* _Stated exercise_:
Transcribe the listing verbatim. Do not carry over any pictures.

* _Provided records_:

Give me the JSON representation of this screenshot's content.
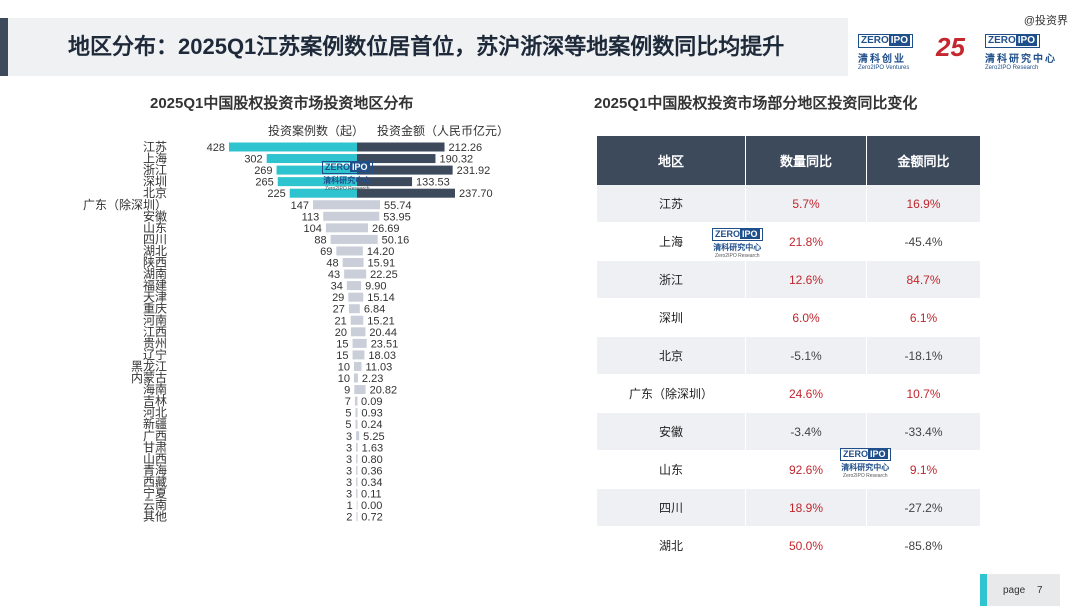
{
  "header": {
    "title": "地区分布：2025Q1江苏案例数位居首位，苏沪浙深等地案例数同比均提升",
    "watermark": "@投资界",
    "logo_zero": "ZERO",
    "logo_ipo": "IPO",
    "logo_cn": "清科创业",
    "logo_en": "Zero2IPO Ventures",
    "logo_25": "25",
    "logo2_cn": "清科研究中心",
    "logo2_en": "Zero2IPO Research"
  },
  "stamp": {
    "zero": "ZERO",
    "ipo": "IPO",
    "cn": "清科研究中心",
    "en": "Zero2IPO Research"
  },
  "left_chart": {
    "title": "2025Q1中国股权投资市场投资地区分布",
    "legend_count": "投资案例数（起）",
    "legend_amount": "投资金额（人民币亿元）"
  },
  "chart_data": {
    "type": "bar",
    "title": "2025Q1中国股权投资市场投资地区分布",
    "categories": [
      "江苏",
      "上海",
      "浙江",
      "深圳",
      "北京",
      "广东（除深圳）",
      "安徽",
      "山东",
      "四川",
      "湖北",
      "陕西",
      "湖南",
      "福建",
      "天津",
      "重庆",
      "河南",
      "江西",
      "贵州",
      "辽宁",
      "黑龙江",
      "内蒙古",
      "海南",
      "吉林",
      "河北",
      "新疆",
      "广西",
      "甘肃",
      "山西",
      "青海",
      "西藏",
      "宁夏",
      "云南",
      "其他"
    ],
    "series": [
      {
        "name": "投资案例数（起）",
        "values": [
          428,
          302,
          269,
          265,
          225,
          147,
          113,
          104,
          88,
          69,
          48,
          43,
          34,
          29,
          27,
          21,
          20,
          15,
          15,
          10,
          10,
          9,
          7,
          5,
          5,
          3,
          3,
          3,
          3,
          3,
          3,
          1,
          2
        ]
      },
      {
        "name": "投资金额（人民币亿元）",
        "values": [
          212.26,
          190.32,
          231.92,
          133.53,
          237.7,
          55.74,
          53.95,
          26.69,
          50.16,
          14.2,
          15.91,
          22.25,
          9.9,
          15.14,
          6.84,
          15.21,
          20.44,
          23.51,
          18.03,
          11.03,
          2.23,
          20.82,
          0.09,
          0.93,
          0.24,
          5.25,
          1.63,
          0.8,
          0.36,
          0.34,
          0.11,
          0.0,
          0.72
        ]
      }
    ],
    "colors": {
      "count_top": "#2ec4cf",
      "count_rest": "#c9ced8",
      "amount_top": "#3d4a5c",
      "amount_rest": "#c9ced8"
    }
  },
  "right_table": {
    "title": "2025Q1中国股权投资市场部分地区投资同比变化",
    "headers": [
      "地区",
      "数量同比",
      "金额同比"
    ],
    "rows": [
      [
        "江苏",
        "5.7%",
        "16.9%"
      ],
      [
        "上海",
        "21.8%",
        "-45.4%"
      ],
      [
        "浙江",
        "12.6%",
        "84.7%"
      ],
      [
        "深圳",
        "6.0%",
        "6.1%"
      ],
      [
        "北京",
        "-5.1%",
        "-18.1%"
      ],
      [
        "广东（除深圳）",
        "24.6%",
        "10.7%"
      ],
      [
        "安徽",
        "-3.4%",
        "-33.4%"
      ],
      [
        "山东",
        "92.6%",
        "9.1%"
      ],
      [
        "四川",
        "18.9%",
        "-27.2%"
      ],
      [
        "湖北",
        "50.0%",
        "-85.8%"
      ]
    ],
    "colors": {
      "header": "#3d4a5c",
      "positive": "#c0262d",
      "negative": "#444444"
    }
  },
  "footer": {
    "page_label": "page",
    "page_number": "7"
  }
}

* _Completed exercise_:
Give me the JSON representation of this screenshot's content.
{
  "header": {
    "title": "地区分布：2025Q1江苏案例数位居首位，苏沪浙深等地案例数同比均提升",
    "watermark": "@投资界",
    "logo_zero": "ZERO",
    "logo_ipo": "IPO",
    "logo_cn": "清科创业",
    "logo_en": "Zero2IPO Ventures",
    "logo_25": "25",
    "logo2_cn": "清科研究中心",
    "logo2_en": "Zero2IPO Research"
  },
  "stamp": {
    "zero": "ZERO",
    "ipo": "IPO",
    "cn": "清科研究中心",
    "en": "Zero2IPO Research"
  },
  "left_chart": {
    "title": "2025Q1中国股权投资市场投资地区分布",
    "legend_count": "投资案例数（起）",
    "legend_amount": "投资金额（人民币亿元）"
  },
  "chart_data": {
    "type": "bar",
    "title": "2025Q1中国股权投资市场投资地区分布",
    "categories": [
      "江苏",
      "上海",
      "浙江",
      "深圳",
      "北京",
      "广东（除深圳）",
      "安徽",
      "山东",
      "四川",
      "湖北",
      "陕西",
      "湖南",
      "福建",
      "天津",
      "重庆",
      "河南",
      "江西",
      "贵州",
      "辽宁",
      "黑龙江",
      "内蒙古",
      "海南",
      "吉林",
      "河北",
      "新疆",
      "广西",
      "甘肃",
      "山西",
      "青海",
      "西藏",
      "宁夏",
      "云南",
      "其他"
    ],
    "series": [
      {
        "name": "投资案例数（起）",
        "values": [
          428,
          302,
          269,
          265,
          225,
          147,
          113,
          104,
          88,
          69,
          48,
          43,
          34,
          29,
          27,
          21,
          20,
          15,
          15,
          10,
          10,
          9,
          7,
          5,
          5,
          3,
          3,
          3,
          3,
          3,
          3,
          1,
          2
        ]
      },
      {
        "name": "投资金额（人民币亿元）",
        "values": [
          212.26,
          190.32,
          231.92,
          133.53,
          237.7,
          55.74,
          53.95,
          26.69,
          50.16,
          14.2,
          15.91,
          22.25,
          9.9,
          15.14,
          6.84,
          15.21,
          20.44,
          23.51,
          18.03,
          11.03,
          2.23,
          20.82,
          0.09,
          0.93,
          0.24,
          5.25,
          1.63,
          0.8,
          0.36,
          0.34,
          0.11,
          0.0,
          0.72
        ]
      }
    ],
    "colors": {
      "count_top": "#2ec4cf",
      "count_rest": "#c9ced8",
      "amount_top": "#3d4a5c",
      "amount_rest": "#c9ced8"
    }
  },
  "right_table": {
    "title": "2025Q1中国股权投资市场部分地区投资同比变化",
    "headers": [
      "地区",
      "数量同比",
      "金额同比"
    ],
    "rows": [
      [
        "江苏",
        "5.7%",
        "16.9%"
      ],
      [
        "上海",
        "21.8%",
        "-45.4%"
      ],
      [
        "浙江",
        "12.6%",
        "84.7%"
      ],
      [
        "深圳",
        "6.0%",
        "6.1%"
      ],
      [
        "北京",
        "-5.1%",
        "-18.1%"
      ],
      [
        "广东（除深圳）",
        "24.6%",
        "10.7%"
      ],
      [
        "安徽",
        "-3.4%",
        "-33.4%"
      ],
      [
        "山东",
        "92.6%",
        "9.1%"
      ],
      [
        "四川",
        "18.9%",
        "-27.2%"
      ],
      [
        "湖北",
        "50.0%",
        "-85.8%"
      ]
    ],
    "colors": {
      "header": "#3d4a5c",
      "positive": "#c0262d",
      "negative": "#444444"
    }
  },
  "footer": {
    "page_label": "page",
    "page_number": "7"
  }
}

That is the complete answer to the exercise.